- [Énoncé du problème]:
Recopiez sans rien changer le passage de l'article sur Yassine Atar qui commence par "L'enquête a établi" et continue jusqu'à "jamais être interpellé.".

- [Extrait du texte]:
———
ENQUÊTE - Le Belge Yassine Atar, poursuivi pour sa participation à la préparation des attentats qui ont ensanglanté Paris à l'automne 2015, a été remis à la France et mis en examen, mardi 5 juin.

Le Belge Yassine Atar, remis à la France par la Belgique, mardi 5 juin, a été mis en examen et écroué pour sa participation à la préparation des attentats djihadistes du 13 novembre 2015, a annoncé le parquet de Paris à l'AFP, ce mardi. Arrêté en mars 2016 en Belgique, Yassine Atar, 31 ans a été mis en examen pour "association de malfaiteurs terroriste criminelle", et pour des "complicités" de séquestration, d'assassinats et de tentatives d'assassinats terroristes en bande organisée.

Il est également poursuivi pour la fabrication d'explosifs et la détention et le transport d'armes, a ajouté le parquet. Yassin Atar est soupçonné d'avoir eu entre les mains la clé d'une planque de la cellule djihadiste dans la commune bruxelloise de Schaerbeek. Un endroit stratégique, puisque c'est là qu'avaient été fabriquées les ceintures explosives utilisées à Paris, mais aussi à cet endroit, entre autres, que s'était réfugié Salah Abdeslam, seul survivant du commando qui a perpétré les attentats.

L'enquête a établi la grande proximité de Yassine Atar, qui clame son innocence, avec Ibrahim El Bakraoui ainsi qu'avec Mohamed Bakkali. Arrêté fin novembre 2015 à Bruxelles, ce dernier est mis en examen et écroué en France depuis fin janvier, pour sa responsabilité dans les attentats du 13-Novembre et dans l'attaque avortée du Thalys de 2015, attribués à la même cellule djihadiste.

Yassine Atar, qui a été inculpé en juin 2017 dans le volet belge de l'enquête pour "assassinats terroristes" et "participation aux 

activités d'un groupe terroriste en qualité de dirigeant". Son frère, Oussama Atar, est connu des services de police et de renseignements comme un vétéran du djihad, soupçonné d'avoir piloté les attaques deu 13 novembre depuis la Syrie, sans jamais être interpellé.
———
- [Informations extraites]:
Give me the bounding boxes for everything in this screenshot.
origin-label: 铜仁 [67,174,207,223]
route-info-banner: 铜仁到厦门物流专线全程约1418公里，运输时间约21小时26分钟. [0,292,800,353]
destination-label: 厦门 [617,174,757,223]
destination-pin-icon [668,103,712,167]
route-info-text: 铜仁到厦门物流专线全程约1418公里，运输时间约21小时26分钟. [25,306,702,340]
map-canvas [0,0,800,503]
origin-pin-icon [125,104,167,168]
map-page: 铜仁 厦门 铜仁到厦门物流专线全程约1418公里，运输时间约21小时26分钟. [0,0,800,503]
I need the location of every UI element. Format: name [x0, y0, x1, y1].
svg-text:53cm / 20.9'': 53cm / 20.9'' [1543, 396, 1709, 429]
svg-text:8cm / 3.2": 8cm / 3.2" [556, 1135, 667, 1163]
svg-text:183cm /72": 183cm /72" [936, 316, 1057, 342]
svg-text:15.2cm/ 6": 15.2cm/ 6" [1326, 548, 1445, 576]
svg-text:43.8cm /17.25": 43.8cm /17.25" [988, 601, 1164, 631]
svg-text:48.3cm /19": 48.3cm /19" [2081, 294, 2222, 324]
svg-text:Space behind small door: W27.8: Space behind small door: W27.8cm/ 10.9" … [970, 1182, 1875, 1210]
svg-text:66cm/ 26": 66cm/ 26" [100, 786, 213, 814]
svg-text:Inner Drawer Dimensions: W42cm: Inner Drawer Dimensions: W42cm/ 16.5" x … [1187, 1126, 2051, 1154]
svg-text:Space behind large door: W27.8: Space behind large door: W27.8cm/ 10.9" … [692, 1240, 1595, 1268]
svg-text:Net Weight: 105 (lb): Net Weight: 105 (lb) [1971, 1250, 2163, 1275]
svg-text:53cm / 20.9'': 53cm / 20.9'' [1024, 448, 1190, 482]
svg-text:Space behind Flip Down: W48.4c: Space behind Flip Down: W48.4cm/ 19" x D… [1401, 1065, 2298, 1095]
———
- [Réponse attendue]:
L'enquête a établi la grande proximité de Yassine Atar, qui clame son innocence, avec Ibrahim El Bakraoui ainsi qu'avec Mohamed Bakkali. Arrêté fin novembre 2015 à Bruxelles, ce dernier est mis en examen et écroué en France depuis fin janvier, pour sa responsabilité dans les attentats du 13-Novembre et dans l'attaque avortée du Thalys de 2015, attribués à la même cellule djihadiste.

Yassine Atar, qui a été inculpé en juin 2017 dans le volet belge de l'enquête pour "assassinats terroristes" et "participation aux 

activités d'un groupe terroriste en qualité de dirigeant". Son frère, Oussama Atar, est connu des services de police et de renseignements comme un vétéran du djihad, soupçonné d'avoir piloté les attaques deu 13 novembre depuis la Syrie, sans jamais être interpellé.